● Problem requirements: Pick every line from the data that holds the word "Street".

-- START Supplied information --

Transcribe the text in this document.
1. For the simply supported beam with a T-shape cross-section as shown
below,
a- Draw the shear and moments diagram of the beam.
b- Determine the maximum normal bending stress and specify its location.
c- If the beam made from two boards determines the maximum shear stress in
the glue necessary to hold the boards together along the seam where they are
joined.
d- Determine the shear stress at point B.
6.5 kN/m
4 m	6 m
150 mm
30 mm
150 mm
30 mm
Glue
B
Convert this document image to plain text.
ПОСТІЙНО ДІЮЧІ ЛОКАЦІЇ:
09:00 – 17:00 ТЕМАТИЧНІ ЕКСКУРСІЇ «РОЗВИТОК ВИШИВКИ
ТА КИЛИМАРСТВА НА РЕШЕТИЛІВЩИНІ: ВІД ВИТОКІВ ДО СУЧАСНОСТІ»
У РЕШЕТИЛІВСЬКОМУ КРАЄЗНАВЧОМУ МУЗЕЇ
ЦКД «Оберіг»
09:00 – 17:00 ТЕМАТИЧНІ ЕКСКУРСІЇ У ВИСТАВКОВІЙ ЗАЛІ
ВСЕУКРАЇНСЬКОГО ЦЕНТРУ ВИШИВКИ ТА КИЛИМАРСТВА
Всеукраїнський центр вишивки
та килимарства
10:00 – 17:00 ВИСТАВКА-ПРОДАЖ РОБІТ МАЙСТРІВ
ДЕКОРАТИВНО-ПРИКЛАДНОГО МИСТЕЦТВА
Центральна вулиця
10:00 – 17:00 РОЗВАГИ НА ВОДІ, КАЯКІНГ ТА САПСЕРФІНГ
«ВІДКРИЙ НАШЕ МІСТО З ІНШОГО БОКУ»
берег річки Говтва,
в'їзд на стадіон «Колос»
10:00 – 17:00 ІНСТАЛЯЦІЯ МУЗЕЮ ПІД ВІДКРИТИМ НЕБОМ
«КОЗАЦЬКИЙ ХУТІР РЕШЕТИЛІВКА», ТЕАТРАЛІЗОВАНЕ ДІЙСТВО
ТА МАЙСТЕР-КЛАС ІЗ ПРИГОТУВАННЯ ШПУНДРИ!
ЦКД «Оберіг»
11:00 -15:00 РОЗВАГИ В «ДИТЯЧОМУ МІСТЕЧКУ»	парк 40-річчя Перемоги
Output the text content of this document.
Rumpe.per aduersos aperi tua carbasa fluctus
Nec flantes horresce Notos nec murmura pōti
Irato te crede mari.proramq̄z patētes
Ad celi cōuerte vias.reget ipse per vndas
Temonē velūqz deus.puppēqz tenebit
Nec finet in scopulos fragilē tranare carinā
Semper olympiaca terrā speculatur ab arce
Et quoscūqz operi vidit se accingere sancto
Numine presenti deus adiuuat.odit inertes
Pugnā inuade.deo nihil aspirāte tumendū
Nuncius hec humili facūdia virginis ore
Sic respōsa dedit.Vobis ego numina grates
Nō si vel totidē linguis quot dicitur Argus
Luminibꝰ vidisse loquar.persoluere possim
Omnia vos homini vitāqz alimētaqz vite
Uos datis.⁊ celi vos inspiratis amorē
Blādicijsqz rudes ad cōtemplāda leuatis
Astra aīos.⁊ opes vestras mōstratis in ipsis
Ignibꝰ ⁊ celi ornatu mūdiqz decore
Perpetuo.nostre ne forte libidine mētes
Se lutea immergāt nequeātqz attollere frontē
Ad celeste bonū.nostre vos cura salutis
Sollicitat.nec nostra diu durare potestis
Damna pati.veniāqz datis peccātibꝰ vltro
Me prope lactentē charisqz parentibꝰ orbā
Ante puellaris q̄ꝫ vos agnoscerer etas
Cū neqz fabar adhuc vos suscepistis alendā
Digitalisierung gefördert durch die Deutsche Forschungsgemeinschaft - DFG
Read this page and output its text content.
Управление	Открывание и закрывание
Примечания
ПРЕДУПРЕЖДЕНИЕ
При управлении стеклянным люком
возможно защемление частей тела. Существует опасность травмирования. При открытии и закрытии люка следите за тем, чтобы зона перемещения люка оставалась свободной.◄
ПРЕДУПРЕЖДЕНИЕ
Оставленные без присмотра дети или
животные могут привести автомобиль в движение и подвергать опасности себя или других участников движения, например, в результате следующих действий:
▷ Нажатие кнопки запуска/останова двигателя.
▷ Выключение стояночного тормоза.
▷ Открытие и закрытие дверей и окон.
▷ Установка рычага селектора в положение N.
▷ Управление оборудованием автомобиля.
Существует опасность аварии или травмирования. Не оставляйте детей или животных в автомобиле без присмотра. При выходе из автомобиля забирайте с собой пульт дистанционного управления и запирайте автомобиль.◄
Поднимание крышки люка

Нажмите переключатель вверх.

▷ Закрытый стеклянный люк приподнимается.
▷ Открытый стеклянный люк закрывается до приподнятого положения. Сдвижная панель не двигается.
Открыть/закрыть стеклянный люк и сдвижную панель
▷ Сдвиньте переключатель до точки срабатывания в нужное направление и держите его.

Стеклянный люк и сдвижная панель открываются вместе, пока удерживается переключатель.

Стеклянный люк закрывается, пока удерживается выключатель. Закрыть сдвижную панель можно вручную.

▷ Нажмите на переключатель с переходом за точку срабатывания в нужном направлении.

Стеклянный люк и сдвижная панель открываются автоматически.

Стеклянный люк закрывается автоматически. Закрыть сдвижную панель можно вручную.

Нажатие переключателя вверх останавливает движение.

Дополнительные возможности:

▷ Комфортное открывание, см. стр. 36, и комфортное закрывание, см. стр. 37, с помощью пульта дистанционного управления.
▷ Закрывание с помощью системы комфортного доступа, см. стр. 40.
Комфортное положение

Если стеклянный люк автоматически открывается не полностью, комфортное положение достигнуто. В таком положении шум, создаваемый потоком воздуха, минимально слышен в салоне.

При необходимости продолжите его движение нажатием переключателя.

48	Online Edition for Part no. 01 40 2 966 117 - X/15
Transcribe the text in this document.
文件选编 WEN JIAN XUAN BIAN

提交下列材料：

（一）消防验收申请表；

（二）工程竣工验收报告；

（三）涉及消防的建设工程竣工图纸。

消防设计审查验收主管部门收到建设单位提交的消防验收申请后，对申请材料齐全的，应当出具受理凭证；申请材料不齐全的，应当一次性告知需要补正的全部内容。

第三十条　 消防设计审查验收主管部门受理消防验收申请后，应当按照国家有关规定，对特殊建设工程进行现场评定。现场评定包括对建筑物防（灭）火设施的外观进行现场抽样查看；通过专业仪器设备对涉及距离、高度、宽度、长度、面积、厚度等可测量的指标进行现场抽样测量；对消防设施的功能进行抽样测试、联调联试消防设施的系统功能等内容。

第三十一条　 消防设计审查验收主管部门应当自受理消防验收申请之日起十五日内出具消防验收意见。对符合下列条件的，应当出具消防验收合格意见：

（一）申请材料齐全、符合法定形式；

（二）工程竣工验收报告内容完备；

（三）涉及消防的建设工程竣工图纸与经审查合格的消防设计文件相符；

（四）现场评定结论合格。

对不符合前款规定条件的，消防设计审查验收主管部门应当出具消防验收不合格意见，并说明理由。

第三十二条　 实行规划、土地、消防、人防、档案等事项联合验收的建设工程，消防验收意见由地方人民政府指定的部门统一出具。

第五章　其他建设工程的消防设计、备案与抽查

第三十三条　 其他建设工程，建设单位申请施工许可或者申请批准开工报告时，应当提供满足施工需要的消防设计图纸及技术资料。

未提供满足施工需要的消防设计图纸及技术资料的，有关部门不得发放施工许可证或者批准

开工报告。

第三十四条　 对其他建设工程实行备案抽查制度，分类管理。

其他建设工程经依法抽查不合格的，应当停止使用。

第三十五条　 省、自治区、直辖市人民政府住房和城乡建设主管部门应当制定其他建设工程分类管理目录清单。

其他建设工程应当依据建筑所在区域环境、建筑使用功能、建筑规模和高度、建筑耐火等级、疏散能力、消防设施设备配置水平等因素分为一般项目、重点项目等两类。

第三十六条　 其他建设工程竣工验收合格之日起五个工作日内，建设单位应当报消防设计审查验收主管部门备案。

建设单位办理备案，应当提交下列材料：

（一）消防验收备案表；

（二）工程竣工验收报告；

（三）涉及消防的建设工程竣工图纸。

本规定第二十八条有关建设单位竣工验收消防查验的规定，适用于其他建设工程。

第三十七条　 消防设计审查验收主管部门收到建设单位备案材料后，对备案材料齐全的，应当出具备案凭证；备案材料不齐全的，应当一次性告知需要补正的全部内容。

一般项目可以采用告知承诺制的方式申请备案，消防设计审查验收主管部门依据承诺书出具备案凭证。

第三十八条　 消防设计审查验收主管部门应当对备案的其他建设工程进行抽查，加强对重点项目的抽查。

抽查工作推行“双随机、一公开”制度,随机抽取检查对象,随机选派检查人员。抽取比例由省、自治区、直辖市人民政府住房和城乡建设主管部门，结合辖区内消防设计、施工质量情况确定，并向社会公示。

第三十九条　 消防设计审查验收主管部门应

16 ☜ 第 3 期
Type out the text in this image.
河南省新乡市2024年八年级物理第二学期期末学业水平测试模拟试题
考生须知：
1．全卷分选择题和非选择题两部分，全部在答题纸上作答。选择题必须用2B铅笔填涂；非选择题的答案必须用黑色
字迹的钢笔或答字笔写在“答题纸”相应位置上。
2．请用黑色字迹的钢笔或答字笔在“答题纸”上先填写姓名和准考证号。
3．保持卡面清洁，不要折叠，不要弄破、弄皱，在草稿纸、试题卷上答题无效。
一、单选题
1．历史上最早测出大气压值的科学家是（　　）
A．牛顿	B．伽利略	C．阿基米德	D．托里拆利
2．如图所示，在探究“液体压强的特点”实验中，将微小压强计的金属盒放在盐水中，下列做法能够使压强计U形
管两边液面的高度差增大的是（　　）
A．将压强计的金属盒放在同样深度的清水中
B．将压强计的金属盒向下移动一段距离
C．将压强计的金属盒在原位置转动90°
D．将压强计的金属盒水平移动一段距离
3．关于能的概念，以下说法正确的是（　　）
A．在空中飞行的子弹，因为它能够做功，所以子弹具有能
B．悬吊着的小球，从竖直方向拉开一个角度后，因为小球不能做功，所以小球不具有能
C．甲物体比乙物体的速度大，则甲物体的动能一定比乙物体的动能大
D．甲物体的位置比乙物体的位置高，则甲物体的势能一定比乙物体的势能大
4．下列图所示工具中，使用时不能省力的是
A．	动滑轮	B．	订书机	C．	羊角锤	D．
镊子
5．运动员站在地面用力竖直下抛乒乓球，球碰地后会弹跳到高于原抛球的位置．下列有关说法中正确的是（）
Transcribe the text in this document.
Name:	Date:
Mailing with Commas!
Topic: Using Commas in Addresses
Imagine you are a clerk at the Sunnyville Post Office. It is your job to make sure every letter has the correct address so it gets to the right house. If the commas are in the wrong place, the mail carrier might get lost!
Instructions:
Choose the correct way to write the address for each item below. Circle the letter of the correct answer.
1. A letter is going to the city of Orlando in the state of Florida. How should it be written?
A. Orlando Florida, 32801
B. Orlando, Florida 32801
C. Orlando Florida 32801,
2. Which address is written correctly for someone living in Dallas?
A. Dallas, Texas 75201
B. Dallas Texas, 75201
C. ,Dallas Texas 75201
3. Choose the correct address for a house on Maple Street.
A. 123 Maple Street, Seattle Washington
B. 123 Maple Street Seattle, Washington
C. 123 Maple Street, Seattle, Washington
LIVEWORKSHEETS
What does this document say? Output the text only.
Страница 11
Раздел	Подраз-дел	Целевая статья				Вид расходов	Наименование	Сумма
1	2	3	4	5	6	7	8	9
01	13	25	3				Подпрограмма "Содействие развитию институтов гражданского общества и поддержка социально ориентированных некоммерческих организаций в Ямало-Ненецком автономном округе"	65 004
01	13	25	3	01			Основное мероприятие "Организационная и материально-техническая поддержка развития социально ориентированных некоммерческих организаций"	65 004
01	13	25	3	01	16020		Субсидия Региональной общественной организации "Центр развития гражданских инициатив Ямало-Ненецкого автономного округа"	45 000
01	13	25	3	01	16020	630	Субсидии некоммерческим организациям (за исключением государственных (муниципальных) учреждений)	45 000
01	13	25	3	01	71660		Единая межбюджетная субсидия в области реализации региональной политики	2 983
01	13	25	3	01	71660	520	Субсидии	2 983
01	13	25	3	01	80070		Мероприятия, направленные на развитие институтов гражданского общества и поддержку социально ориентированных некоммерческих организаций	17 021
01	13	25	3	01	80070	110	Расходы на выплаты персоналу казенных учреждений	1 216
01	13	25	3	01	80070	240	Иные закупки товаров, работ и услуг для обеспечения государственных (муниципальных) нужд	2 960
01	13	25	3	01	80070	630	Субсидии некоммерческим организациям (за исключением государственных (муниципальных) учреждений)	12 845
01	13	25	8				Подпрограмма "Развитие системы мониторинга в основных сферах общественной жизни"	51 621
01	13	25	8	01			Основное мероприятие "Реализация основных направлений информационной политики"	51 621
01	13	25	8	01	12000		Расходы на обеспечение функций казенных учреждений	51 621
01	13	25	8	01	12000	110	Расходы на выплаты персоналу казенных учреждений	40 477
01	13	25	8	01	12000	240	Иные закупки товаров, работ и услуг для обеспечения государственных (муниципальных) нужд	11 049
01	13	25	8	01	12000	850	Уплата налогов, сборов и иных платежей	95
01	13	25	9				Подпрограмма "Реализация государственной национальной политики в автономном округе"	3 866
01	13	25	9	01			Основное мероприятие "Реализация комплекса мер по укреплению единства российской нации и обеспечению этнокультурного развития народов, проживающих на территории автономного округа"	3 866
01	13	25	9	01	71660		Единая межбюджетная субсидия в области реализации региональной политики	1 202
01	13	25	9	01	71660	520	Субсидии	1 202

-- END Supplied information --

● Worked answer:
3. Choose the correct address for a house on Maple Street.
A. 123 Maple Street, Seattle Washington
B. 123 Maple Street Seattle, Washington
C. 123 Maple Street, Seattle, Washington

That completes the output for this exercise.